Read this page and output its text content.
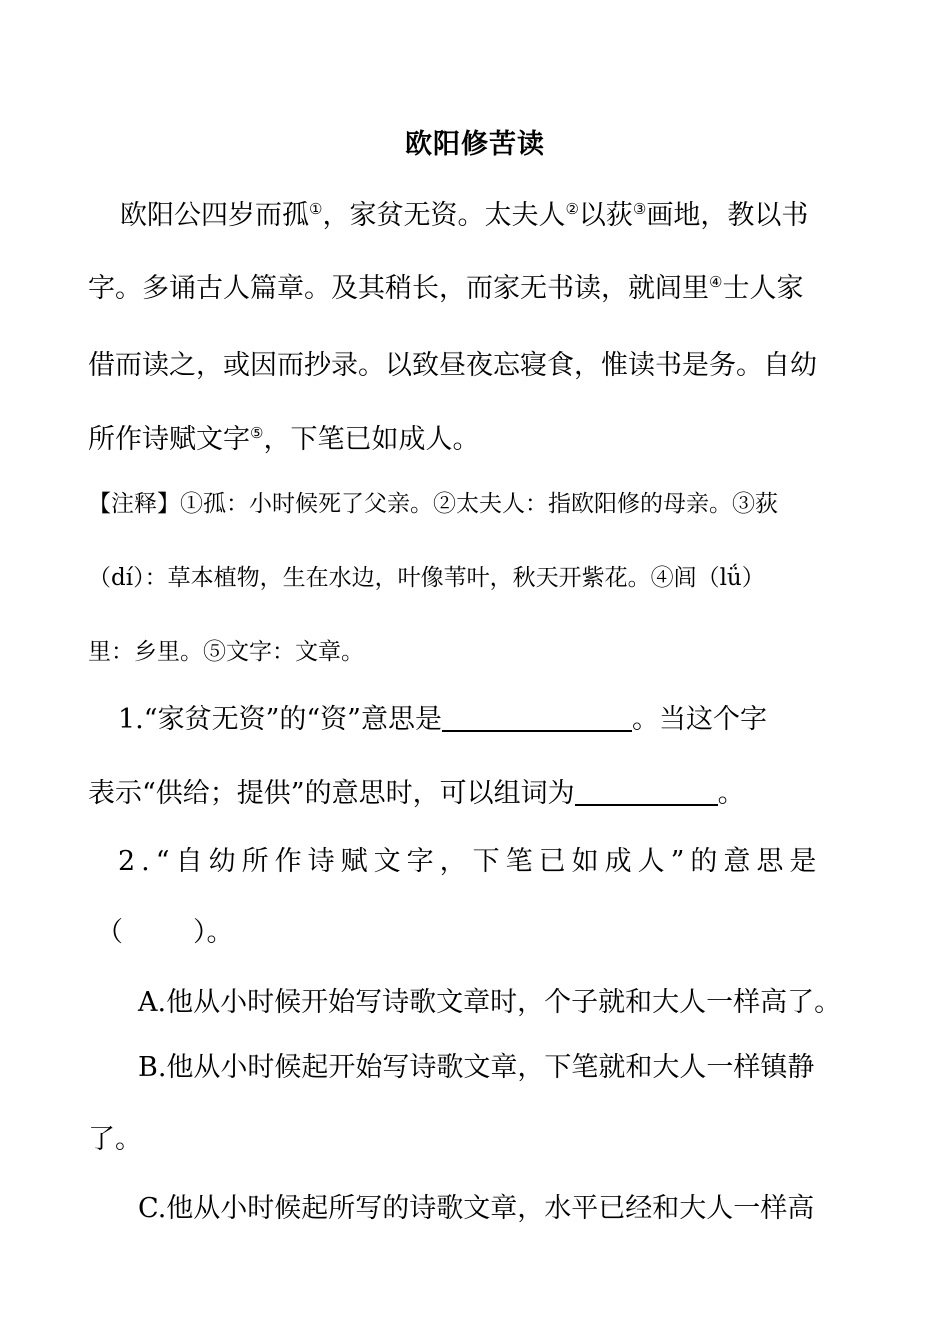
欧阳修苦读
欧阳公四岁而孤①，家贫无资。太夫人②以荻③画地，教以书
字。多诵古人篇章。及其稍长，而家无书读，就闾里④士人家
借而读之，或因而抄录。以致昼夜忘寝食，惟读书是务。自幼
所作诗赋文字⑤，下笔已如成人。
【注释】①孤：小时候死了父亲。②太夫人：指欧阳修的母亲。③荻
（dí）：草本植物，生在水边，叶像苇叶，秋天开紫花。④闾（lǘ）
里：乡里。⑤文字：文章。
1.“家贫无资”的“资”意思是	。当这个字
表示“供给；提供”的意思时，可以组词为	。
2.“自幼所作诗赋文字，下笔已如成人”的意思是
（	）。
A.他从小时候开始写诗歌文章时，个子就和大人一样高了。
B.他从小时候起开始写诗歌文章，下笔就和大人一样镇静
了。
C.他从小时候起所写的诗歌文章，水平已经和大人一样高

= REQUIREMENTS =
Find the lines holding "下笔已如成人" and list every one.

= OUTPUT OF THE TASK =
所作诗赋文字⑤，下笔已如成人。
2.“自幼所作诗赋文字，下笔已如成人”的意思是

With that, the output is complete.